Problem requirements ::
Could you rewrite the rows below, changing every "f-value-cell" to "f-statistic-cell" and leaving everything else as it is?

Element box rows
· · · ·

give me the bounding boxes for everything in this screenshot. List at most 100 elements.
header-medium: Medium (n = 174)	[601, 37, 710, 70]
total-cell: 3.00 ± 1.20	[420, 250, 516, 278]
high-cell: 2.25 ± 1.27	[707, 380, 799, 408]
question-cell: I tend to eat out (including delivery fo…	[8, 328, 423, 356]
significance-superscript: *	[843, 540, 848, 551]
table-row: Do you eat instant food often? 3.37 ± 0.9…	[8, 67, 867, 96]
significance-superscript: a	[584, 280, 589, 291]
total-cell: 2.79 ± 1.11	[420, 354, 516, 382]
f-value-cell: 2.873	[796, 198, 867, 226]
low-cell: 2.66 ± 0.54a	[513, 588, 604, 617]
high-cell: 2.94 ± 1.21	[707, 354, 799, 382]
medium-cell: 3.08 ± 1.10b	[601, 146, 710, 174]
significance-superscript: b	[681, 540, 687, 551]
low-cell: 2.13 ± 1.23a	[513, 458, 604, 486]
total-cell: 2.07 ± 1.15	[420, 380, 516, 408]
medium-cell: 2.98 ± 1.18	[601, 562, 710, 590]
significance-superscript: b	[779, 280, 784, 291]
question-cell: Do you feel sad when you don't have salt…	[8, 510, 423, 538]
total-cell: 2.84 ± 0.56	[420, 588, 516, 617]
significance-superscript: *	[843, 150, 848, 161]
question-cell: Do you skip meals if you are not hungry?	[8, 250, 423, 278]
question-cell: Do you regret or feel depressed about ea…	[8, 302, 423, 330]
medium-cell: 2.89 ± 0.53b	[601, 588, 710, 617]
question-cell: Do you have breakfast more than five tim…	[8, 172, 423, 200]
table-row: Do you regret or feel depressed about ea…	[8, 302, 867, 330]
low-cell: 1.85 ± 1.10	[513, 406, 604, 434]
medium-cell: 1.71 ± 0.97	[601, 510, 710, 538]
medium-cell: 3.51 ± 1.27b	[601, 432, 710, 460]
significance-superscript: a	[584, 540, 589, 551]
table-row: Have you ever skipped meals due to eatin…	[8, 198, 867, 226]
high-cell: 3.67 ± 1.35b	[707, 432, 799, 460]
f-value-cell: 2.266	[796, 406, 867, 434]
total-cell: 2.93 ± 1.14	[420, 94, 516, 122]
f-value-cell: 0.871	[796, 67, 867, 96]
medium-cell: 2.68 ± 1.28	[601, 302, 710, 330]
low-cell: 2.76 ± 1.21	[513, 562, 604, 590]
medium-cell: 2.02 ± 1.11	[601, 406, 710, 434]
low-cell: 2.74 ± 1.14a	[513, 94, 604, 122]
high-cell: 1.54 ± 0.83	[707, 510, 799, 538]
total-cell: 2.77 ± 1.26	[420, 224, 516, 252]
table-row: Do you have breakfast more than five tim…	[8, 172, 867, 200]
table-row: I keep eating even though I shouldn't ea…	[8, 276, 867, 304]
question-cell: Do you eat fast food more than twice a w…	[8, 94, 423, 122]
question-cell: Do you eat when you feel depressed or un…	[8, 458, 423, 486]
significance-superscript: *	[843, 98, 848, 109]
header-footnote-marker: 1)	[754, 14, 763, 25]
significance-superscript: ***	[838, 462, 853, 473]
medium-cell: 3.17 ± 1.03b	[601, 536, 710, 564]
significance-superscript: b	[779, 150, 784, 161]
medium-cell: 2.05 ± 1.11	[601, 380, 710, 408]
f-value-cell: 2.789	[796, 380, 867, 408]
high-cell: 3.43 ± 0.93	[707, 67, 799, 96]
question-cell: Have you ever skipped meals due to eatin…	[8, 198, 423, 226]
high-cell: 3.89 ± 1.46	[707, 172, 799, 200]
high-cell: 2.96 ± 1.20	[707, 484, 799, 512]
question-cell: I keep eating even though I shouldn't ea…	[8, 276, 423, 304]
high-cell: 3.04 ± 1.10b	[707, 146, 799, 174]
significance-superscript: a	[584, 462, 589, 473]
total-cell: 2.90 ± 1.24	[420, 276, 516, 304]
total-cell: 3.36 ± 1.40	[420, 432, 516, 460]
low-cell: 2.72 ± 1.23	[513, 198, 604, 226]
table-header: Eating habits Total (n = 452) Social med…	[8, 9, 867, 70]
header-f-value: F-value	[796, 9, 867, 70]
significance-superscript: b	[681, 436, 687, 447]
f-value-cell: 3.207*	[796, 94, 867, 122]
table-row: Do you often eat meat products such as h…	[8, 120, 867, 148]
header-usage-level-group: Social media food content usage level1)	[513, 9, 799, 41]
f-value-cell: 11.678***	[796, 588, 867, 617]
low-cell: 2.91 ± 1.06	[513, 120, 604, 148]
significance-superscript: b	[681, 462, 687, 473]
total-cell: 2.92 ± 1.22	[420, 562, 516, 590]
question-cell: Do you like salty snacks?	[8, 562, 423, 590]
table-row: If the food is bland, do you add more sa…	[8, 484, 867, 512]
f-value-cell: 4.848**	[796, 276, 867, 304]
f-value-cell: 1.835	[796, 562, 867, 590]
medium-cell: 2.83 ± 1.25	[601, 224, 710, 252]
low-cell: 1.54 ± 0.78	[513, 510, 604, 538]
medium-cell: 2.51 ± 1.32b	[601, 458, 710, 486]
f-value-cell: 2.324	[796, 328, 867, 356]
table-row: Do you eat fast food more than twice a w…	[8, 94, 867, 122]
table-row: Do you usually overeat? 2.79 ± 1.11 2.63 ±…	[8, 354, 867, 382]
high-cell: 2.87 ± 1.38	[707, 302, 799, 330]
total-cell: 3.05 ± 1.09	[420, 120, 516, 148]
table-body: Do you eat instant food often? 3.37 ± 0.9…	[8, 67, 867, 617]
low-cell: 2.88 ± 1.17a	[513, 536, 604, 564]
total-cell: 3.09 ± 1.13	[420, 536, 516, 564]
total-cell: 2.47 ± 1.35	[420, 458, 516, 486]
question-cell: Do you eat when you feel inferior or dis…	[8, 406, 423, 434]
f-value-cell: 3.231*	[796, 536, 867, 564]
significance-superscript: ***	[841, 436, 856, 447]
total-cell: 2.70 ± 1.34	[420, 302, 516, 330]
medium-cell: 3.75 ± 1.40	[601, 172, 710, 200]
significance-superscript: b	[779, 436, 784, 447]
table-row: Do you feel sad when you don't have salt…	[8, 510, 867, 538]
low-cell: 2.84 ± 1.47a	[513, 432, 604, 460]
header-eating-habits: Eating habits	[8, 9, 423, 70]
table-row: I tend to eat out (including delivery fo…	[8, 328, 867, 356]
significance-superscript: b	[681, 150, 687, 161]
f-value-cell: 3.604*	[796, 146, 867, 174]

· · · ·

Result of the task ::
give me the bounding boxes for everything in this screenshot. List at most 100 elements.
header-medium: Medium (n = 174)	[601, 37, 710, 70]
total-cell: 3.00 ± 1.20	[420, 250, 516, 278]
high-cell: 2.25 ± 1.27	[707, 380, 799, 408]
question-cell: I tend to eat out (including delivery fo…	[8, 328, 423, 356]
significance-superscript: *	[843, 540, 848, 551]
table-row: Do you eat instant food often? 3.37 ± 0.9…	[8, 67, 867, 96]
significance-superscript: a	[584, 280, 589, 291]
total-cell: 2.79 ± 1.11	[420, 354, 516, 382]
f-statistic-cell: 2.873	[796, 198, 867, 226]
low-cell: 2.66 ± 0.54a	[513, 588, 604, 617]
high-cell: 2.94 ± 1.21	[707, 354, 799, 382]
medium-cell: 3.08 ± 1.10b	[601, 146, 710, 174]
significance-superscript: b	[681, 540, 687, 551]
low-cell: 2.13 ± 1.23a	[513, 458, 604, 486]
total-cell: 2.07 ± 1.15	[420, 380, 516, 408]
medium-cell: 2.98 ± 1.18	[601, 562, 710, 590]
significance-superscript: b	[779, 280, 784, 291]
question-cell: Do you feel sad when you don't have salt…	[8, 510, 423, 538]
total-cell: 2.84 ± 0.56	[420, 588, 516, 617]
significance-superscript: *	[843, 150, 848, 161]
question-cell: Do you skip meals if you are not hungry?	[8, 250, 423, 278]
question-cell: Do you regret or feel depressed about ea…	[8, 302, 423, 330]
medium-cell: 2.89 ± 0.53b	[601, 588, 710, 617]
question-cell: Do you have breakfast more than five tim…	[8, 172, 423, 200]
table-row: Do you regret or feel depressed about ea…	[8, 302, 867, 330]
low-cell: 1.85 ± 1.10	[513, 406, 604, 434]
medium-cell: 1.71 ± 0.97	[601, 510, 710, 538]
medium-cell: 3.51 ± 1.27b	[601, 432, 710, 460]
significance-superscript: a	[584, 540, 589, 551]
table-row: Have you ever skipped meals due to eatin…	[8, 198, 867, 226]
high-cell: 3.67 ± 1.35b	[707, 432, 799, 460]
f-statistic-cell: 2.266	[796, 406, 867, 434]
total-cell: 2.93 ± 1.14	[420, 94, 516, 122]
f-statistic-cell: 0.871	[796, 67, 867, 96]
medium-cell: 2.68 ± 1.28	[601, 302, 710, 330]
low-cell: 2.76 ± 1.21	[513, 562, 604, 590]
medium-cell: 2.02 ± 1.11	[601, 406, 710, 434]
low-cell: 2.74 ± 1.14a	[513, 94, 604, 122]
high-cell: 1.54 ± 0.83	[707, 510, 799, 538]
total-cell: 2.77 ± 1.26	[420, 224, 516, 252]
table-row: Do you have breakfast more than five tim…	[8, 172, 867, 200]
table-row: I keep eating even though I shouldn't ea…	[8, 276, 867, 304]
question-cell: Do you eat fast food more than twice a w…	[8, 94, 423, 122]
question-cell: Do you eat when you feel depressed or un…	[8, 458, 423, 486]
significance-superscript: *	[843, 98, 848, 109]
header-footnote-marker: 1)	[754, 14, 763, 25]
significance-superscript: ***	[838, 462, 853, 473]
medium-cell: 3.17 ± 1.03b	[601, 536, 710, 564]
significance-superscript: b	[779, 150, 784, 161]
medium-cell: 2.05 ± 1.11	[601, 380, 710, 408]
f-statistic-cell: 2.789	[796, 380, 867, 408]
high-cell: 3.43 ± 0.93	[707, 67, 799, 96]
question-cell: Have you ever skipped meals due to eatin…	[8, 198, 423, 226]
high-cell: 3.89 ± 1.46	[707, 172, 799, 200]
high-cell: 2.96 ± 1.20	[707, 484, 799, 512]
question-cell: I keep eating even though I shouldn't ea…	[8, 276, 423, 304]
high-cell: 3.04 ± 1.10b	[707, 146, 799, 174]
significance-superscript: a	[584, 462, 589, 473]
total-cell: 2.90 ± 1.24	[420, 276, 516, 304]
total-cell: 3.36 ± 1.40	[420, 432, 516, 460]
low-cell: 2.72 ± 1.23	[513, 198, 604, 226]
table-header: Eating habits Total (n = 452) Social med…	[8, 9, 867, 70]
header-f-value: F-value	[796, 9, 867, 70]
significance-superscript: b	[681, 436, 687, 447]
f-statistic-cell: 3.207*	[796, 94, 867, 122]
table-row: Do you often eat meat products such as h…	[8, 120, 867, 148]
header-usage-level-group: Social media food content usage level1)	[513, 9, 799, 41]
f-statistic-cell: 11.678***	[796, 588, 867, 617]
low-cell: 2.91 ± 1.06	[513, 120, 604, 148]
significance-superscript: b	[681, 462, 687, 473]
total-cell: 2.92 ± 1.22	[420, 562, 516, 590]
question-cell: Do you like salty snacks?	[8, 562, 423, 590]
table-row: If the food is bland, do you add more sa…	[8, 484, 867, 512]
f-statistic-cell: 4.848**	[796, 276, 867, 304]
f-statistic-cell: 1.835	[796, 562, 867, 590]
medium-cell: 2.83 ± 1.25	[601, 224, 710, 252]
low-cell: 1.54 ± 0.78	[513, 510, 604, 538]
medium-cell: 2.51 ± 1.32b	[601, 458, 710, 486]
f-statistic-cell: 2.324	[796, 328, 867, 356]
table-row: Do you eat fast food more than twice a w…	[8, 94, 867, 122]
table-row: Do you usually overeat? 2.79 ± 1.11 2.63 ±…	[8, 354, 867, 382]
high-cell: 2.87 ± 1.38	[707, 302, 799, 330]
total-cell: 3.05 ± 1.09	[420, 120, 516, 148]
table-body: Do you eat instant food often? 3.37 ± 0.9…	[8, 67, 867, 617]
low-cell: 2.88 ± 1.17a	[513, 536, 604, 564]
total-cell: 3.09 ± 1.13	[420, 536, 516, 564]
total-cell: 2.47 ± 1.35	[420, 458, 516, 486]
question-cell: Do you eat when you feel inferior or dis…	[8, 406, 423, 434]
f-statistic-cell: 3.231*	[796, 536, 867, 564]
significance-superscript: ***	[841, 436, 856, 447]
total-cell: 2.70 ± 1.34	[420, 302, 516, 330]
medium-cell: 3.75 ± 1.40	[601, 172, 710, 200]
significance-superscript: b	[779, 436, 784, 447]
table-row: Do you feel sad when you don't have salt…	[8, 510, 867, 538]
low-cell: 2.84 ± 1.47a	[513, 432, 604, 460]
header-eating-habits: Eating habits	[8, 9, 423, 70]
table-row: I tend to eat out (including delivery fo…	[8, 328, 867, 356]
significance-superscript: b	[681, 150, 687, 161]
f-statistic-cell: 3.604*	[796, 146, 867, 174]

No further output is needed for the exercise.